BEGIN RECORDS TO USE

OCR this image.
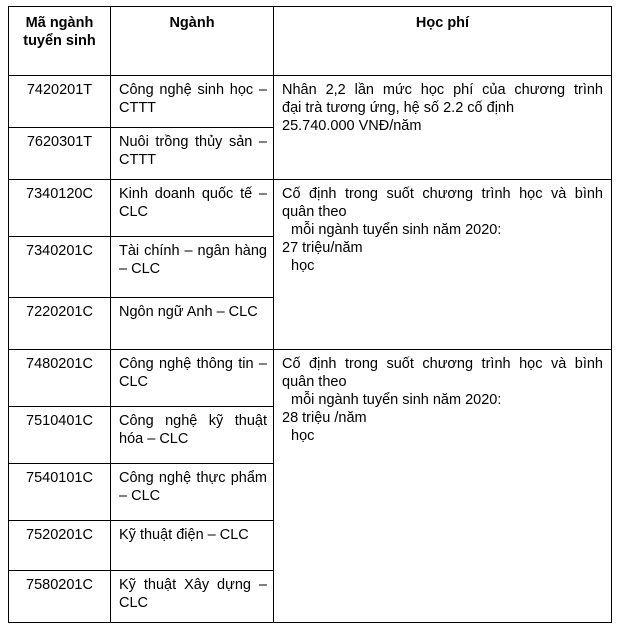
Mã ngành tuyển sinh	Ngành	Học phí
7420201T	Công nghệ sinh học – CTTT	Nhân 2,2 lần mức học phí của chương trình
đại trà tương ứng, hệ số 2.2 cố định
25.740.000 VNĐ/năm

7620301T	Nuôi trồng thủy sản – CTTT	
7340120C	Kinh doanh quốc tế – CLC	Cố định trong suốt chương trình học và bình
quân theo
mỗi ngành tuyển sinh năm 2020:
27 triệu/năm
học

7340201C	Tài chính – ngân hàng – CLC	
7220201C	Ngôn ngữ Anh – CLC	
7480201C	Công nghệ thông tin – CLC	Cố định trong suốt chương trình học và bình
quân theo
mỗi ngành tuyển sinh năm 2020:
28 triệu /năm
học

7510401C	Công nghệ kỹ thuật hóa – CLC	
7540101C	Công nghệ thực phẩm – CLC	
7520201C	Kỹ thuật điện – CLC	
7580201C	Kỹ thuật Xây dựng – CLC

END RECORDS TO USE

== PROBLEM DESCRIPTION ==
Spot every line that holds "bình" and copy it.

== EXERCISE OUTPUT ==
7340120C	Kinh doanh quốc tế – CLC	Cố định trong suốt chương trình học và bình
7480201C	Công nghệ thông tin – CLC	Cố định trong suốt chương trình học và bình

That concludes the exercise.